> RECORDS TO PROCESS:
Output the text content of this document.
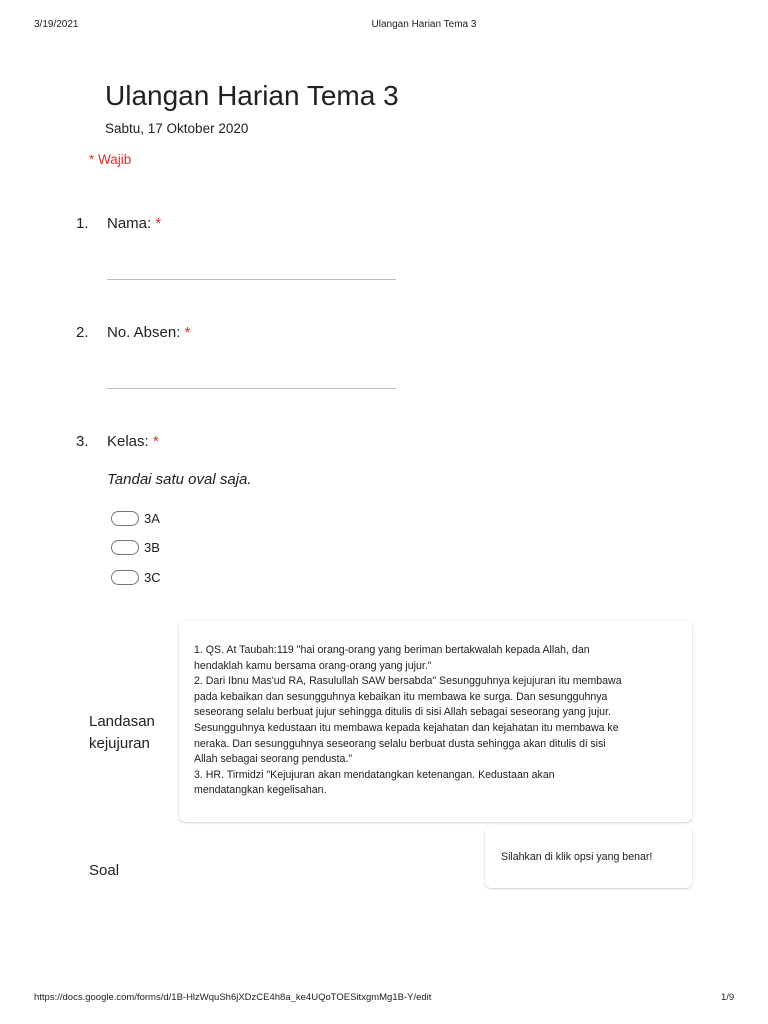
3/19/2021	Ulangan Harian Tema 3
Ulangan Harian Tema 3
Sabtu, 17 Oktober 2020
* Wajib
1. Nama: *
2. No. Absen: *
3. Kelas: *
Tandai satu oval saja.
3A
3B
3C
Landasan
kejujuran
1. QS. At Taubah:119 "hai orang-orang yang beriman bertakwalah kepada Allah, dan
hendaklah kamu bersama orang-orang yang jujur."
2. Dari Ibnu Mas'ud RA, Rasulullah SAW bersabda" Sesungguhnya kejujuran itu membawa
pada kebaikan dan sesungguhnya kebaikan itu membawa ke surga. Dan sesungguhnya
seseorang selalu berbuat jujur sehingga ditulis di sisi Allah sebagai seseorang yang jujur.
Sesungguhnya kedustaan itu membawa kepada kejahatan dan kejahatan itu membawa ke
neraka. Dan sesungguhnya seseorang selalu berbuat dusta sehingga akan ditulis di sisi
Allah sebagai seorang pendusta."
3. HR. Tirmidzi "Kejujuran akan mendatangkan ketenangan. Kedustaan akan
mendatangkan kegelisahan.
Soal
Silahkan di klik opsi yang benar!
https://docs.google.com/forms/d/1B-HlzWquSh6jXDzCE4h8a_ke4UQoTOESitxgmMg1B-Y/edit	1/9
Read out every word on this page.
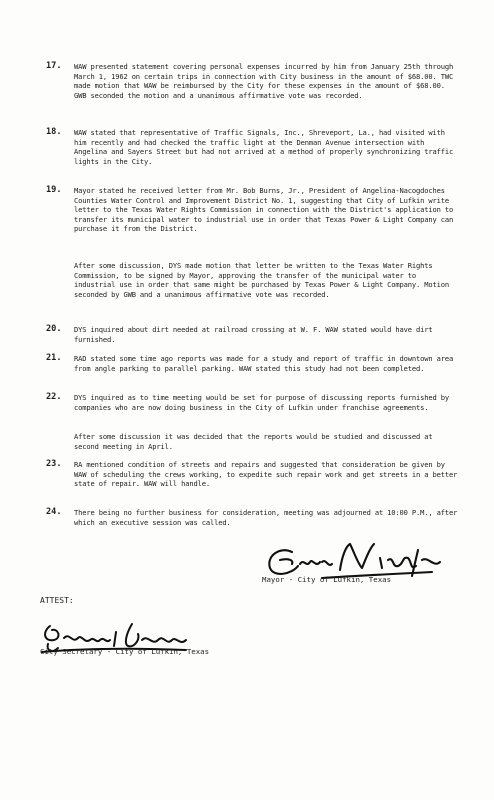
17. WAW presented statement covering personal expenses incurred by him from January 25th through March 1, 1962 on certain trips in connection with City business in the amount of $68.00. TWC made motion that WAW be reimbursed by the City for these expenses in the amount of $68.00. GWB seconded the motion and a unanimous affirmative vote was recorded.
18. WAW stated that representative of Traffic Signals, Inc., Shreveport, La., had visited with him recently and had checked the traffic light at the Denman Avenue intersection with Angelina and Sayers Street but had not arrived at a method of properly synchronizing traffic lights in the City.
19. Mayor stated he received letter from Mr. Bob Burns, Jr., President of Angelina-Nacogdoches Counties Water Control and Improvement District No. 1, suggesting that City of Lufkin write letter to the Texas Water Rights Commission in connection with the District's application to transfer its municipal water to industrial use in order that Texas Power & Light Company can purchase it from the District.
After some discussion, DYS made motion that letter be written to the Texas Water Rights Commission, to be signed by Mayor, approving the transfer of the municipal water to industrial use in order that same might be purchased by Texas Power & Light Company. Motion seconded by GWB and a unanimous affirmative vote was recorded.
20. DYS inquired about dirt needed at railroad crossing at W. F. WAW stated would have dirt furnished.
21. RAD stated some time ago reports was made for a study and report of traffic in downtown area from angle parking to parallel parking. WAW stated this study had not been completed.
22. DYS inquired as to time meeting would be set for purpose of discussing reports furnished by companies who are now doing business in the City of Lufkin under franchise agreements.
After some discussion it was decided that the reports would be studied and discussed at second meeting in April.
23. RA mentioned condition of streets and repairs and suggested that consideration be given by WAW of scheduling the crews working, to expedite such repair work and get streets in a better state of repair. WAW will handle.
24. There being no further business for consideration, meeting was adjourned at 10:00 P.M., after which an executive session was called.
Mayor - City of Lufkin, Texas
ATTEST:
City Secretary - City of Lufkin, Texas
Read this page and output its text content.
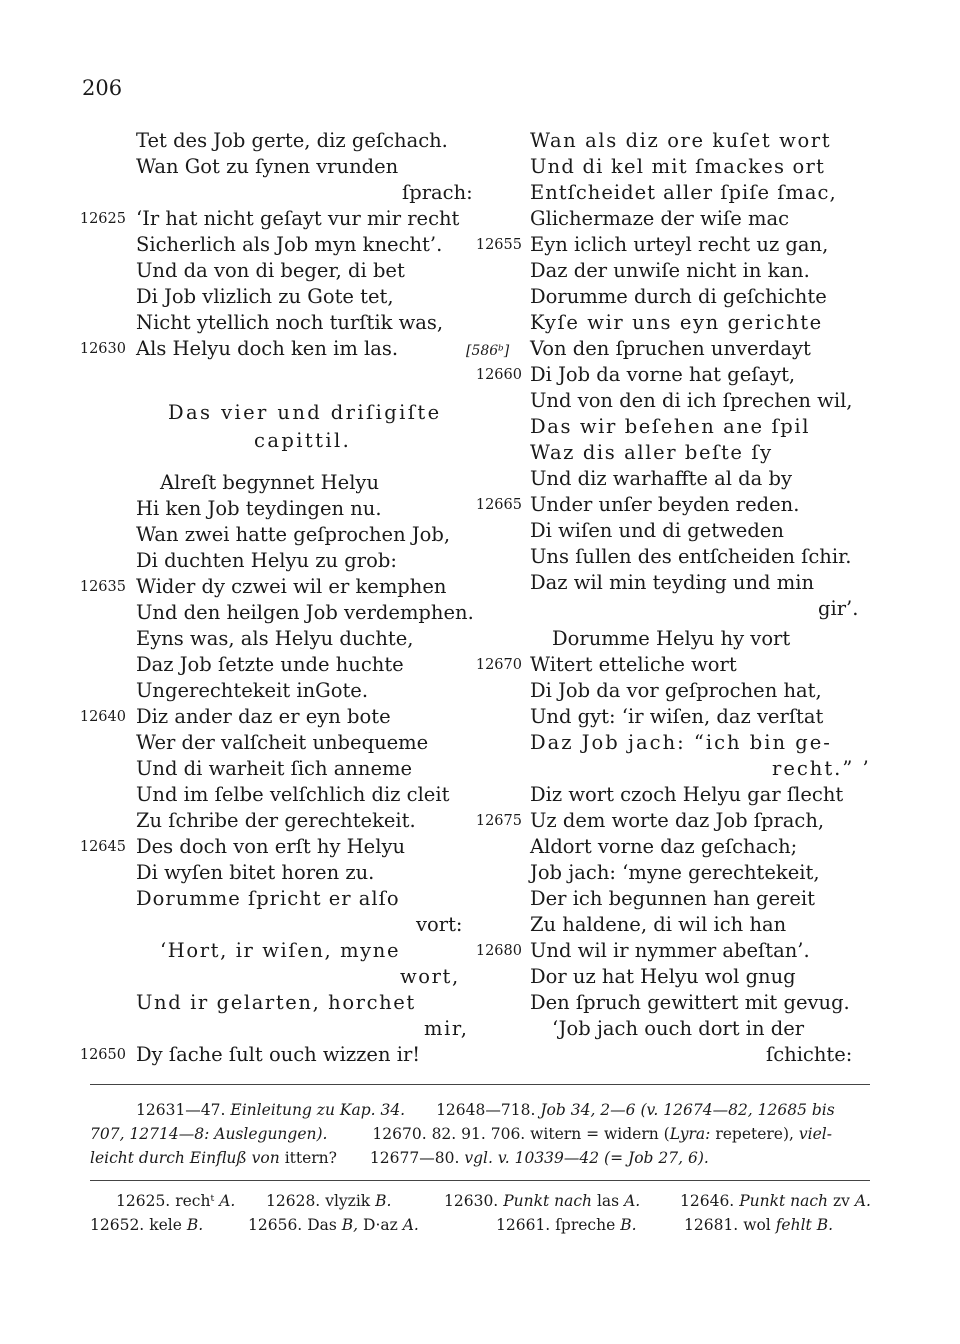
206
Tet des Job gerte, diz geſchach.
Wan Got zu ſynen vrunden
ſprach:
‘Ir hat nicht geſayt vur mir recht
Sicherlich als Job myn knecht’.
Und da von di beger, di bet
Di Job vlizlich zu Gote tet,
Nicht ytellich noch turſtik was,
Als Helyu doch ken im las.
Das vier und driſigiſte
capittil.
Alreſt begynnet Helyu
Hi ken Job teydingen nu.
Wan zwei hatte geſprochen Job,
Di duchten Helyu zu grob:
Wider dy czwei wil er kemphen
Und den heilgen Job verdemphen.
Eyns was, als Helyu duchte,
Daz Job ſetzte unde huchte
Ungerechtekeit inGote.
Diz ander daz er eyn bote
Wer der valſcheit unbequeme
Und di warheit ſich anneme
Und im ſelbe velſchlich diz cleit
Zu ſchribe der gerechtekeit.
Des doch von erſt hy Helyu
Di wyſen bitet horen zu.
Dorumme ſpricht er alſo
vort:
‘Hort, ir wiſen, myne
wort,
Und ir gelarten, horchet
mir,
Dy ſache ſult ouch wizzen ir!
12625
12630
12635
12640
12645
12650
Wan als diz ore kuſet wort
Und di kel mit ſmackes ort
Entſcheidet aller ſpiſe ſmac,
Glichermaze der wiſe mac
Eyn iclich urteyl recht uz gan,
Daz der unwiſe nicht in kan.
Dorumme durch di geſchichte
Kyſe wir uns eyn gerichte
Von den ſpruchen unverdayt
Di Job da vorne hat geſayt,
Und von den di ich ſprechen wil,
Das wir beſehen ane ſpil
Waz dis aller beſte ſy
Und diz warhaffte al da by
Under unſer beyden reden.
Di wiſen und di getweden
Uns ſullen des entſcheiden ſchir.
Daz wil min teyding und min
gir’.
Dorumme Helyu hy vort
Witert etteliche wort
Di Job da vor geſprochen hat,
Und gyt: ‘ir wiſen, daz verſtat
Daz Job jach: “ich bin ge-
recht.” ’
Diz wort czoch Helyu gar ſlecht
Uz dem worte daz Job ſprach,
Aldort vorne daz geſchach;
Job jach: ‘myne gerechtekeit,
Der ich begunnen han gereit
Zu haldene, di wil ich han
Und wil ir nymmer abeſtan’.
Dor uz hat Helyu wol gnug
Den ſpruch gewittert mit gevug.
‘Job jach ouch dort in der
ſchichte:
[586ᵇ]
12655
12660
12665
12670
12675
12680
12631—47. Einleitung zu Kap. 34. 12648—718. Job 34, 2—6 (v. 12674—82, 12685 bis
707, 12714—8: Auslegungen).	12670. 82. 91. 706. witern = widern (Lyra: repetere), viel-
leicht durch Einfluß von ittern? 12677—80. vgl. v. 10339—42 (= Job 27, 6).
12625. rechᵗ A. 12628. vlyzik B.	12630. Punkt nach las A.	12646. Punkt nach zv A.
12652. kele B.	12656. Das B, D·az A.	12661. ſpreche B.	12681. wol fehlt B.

> EXERCISE DETAILS:
In the entries above, find every line with the word "geſprochen" and list it.

> SOLUTION FOR THIS TASK:
Wan zwei hatte geſprochen Job,
Di Job da vor geſprochen hat,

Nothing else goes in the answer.